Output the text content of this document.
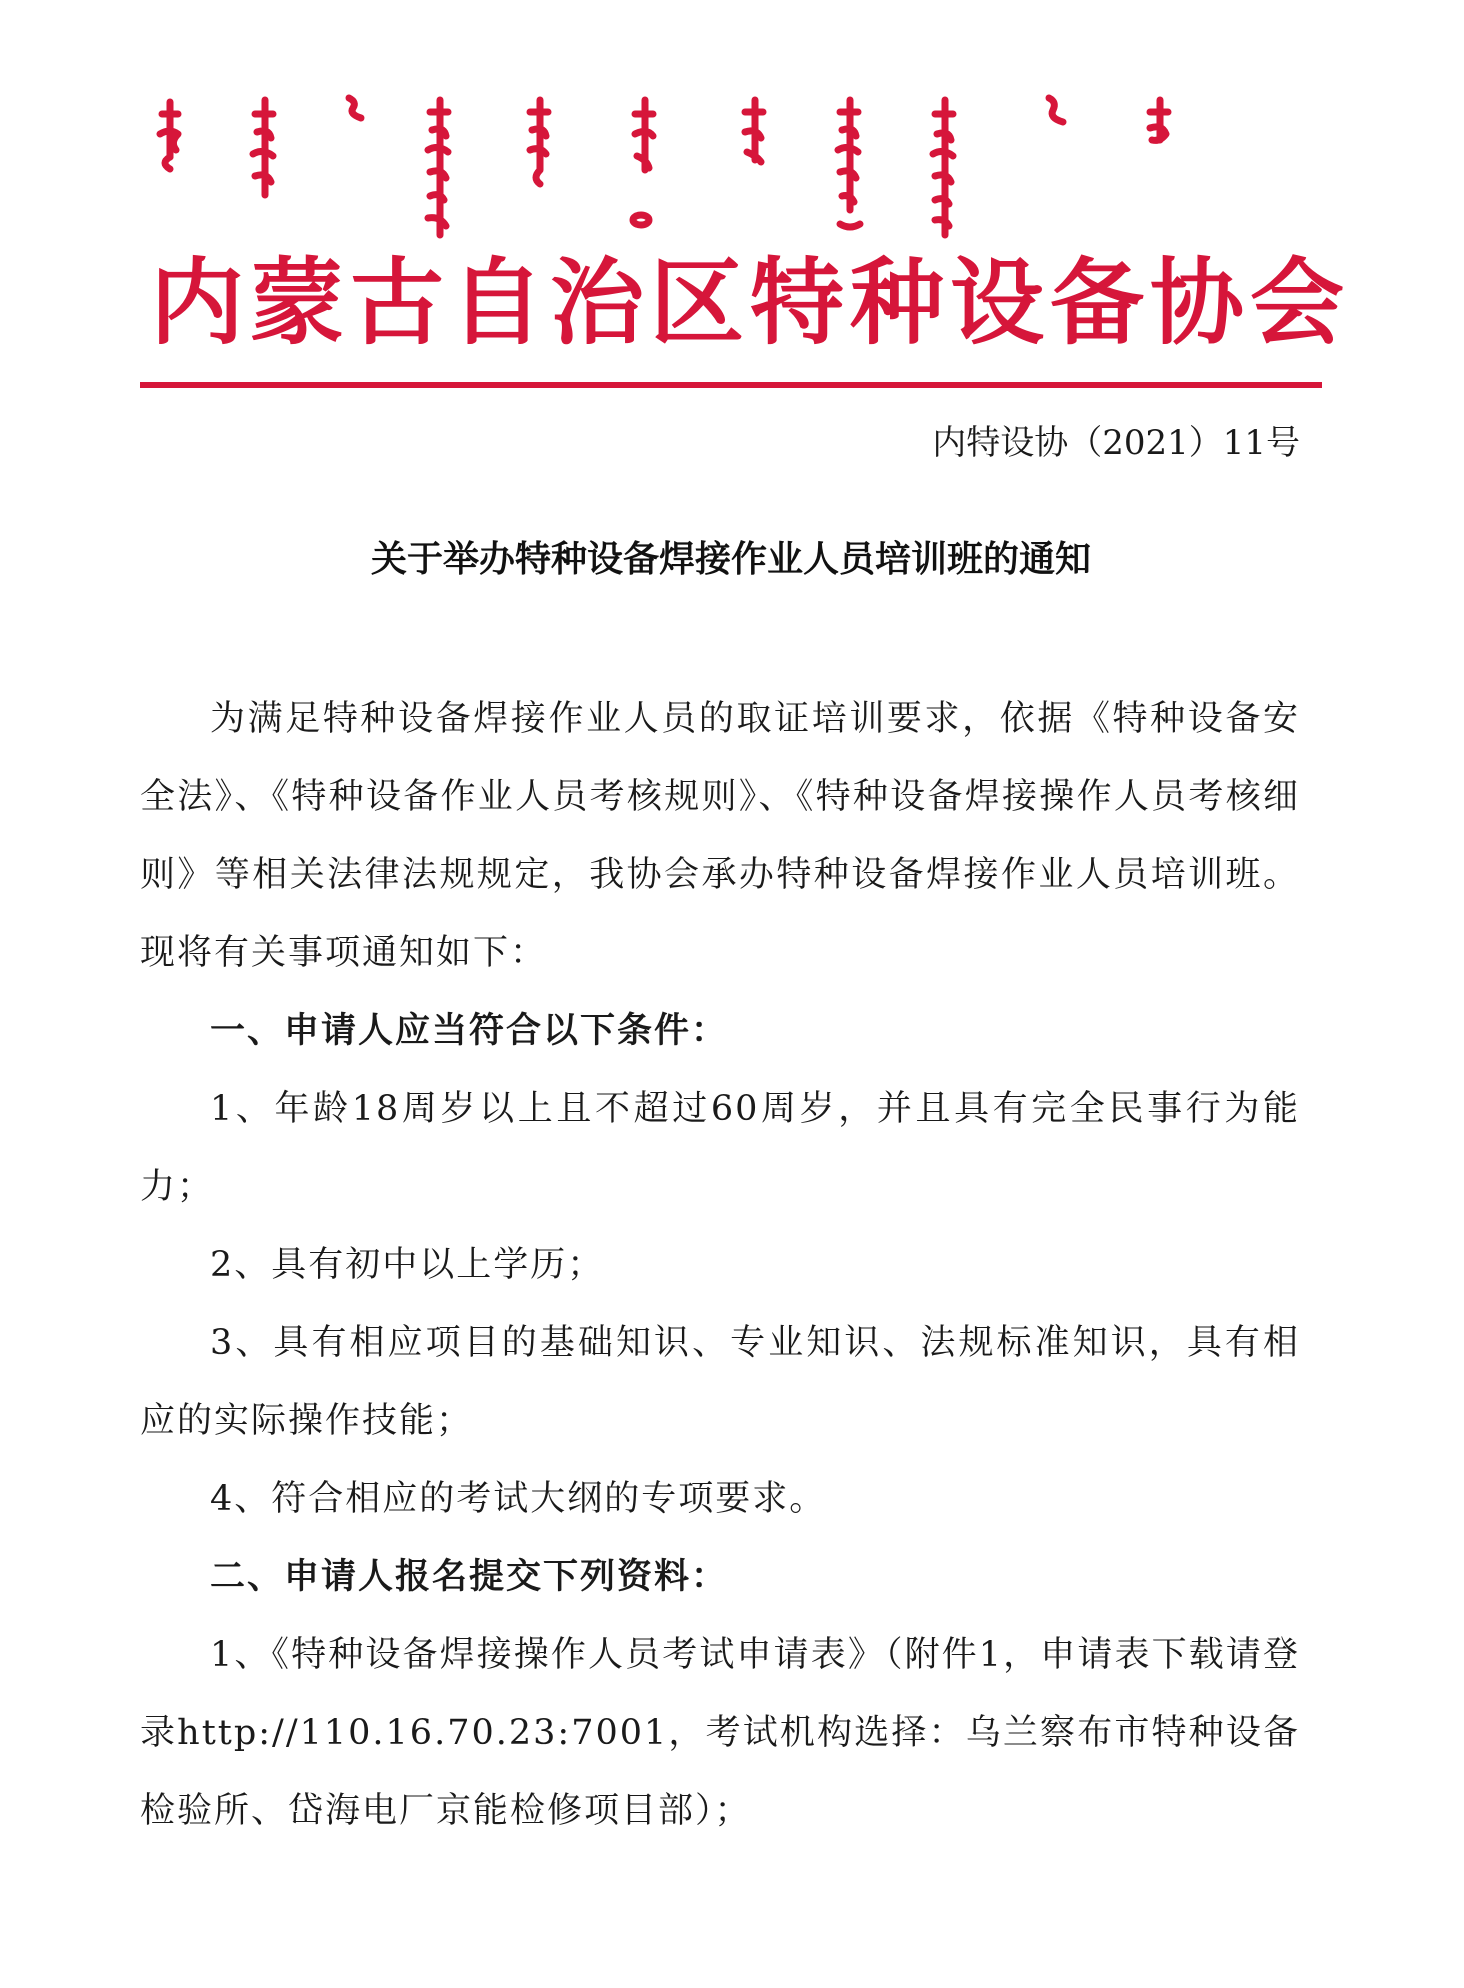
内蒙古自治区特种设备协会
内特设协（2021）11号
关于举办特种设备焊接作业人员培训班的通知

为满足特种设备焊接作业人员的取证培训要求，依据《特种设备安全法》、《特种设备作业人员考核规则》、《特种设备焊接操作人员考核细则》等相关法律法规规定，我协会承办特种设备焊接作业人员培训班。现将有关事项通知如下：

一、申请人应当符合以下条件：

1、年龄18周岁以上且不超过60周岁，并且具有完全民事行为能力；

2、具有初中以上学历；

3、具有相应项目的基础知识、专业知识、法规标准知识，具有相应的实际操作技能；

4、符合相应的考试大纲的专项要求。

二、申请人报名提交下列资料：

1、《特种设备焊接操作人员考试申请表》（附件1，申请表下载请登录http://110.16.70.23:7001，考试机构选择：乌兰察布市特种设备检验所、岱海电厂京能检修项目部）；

────────────────────────────────────────

- **WHAT THE EXERCISE ASKS**
Repeat the data above exactly, but not the pictures.

- **THE COMPLETED TASK**
Output the text content of this document.
内蒙古自治区特种设备协会
内特设协（2021）11号
关于举办特种设备焊接作业人员培训班的通知

为满足特种设备焊接作业人员的取证培训要求，依据《特种设备安全法》、《特种设备作业人员考核规则》、《特种设备焊接操作人员考核细则》等相关法律法规规定，我协会承办特种设备焊接作业人员培训班。现将有关事项通知如下：

一、申请人应当符合以下条件：

1、年龄18周岁以上且不超过60周岁，并且具有完全民事行为能力；

2、具有初中以上学历；

3、具有相应项目的基础知识、专业知识、法规标准知识，具有相应的实际操作技能；

4、符合相应的考试大纲的专项要求。

二、申请人报名提交下列资料：

1、《特种设备焊接操作人员考试申请表》（附件1，申请表下载请登录http://110.16.70.23:7001，考试机构选择：乌兰察布市特种设备检验所、岱海电厂京能检修项目部）；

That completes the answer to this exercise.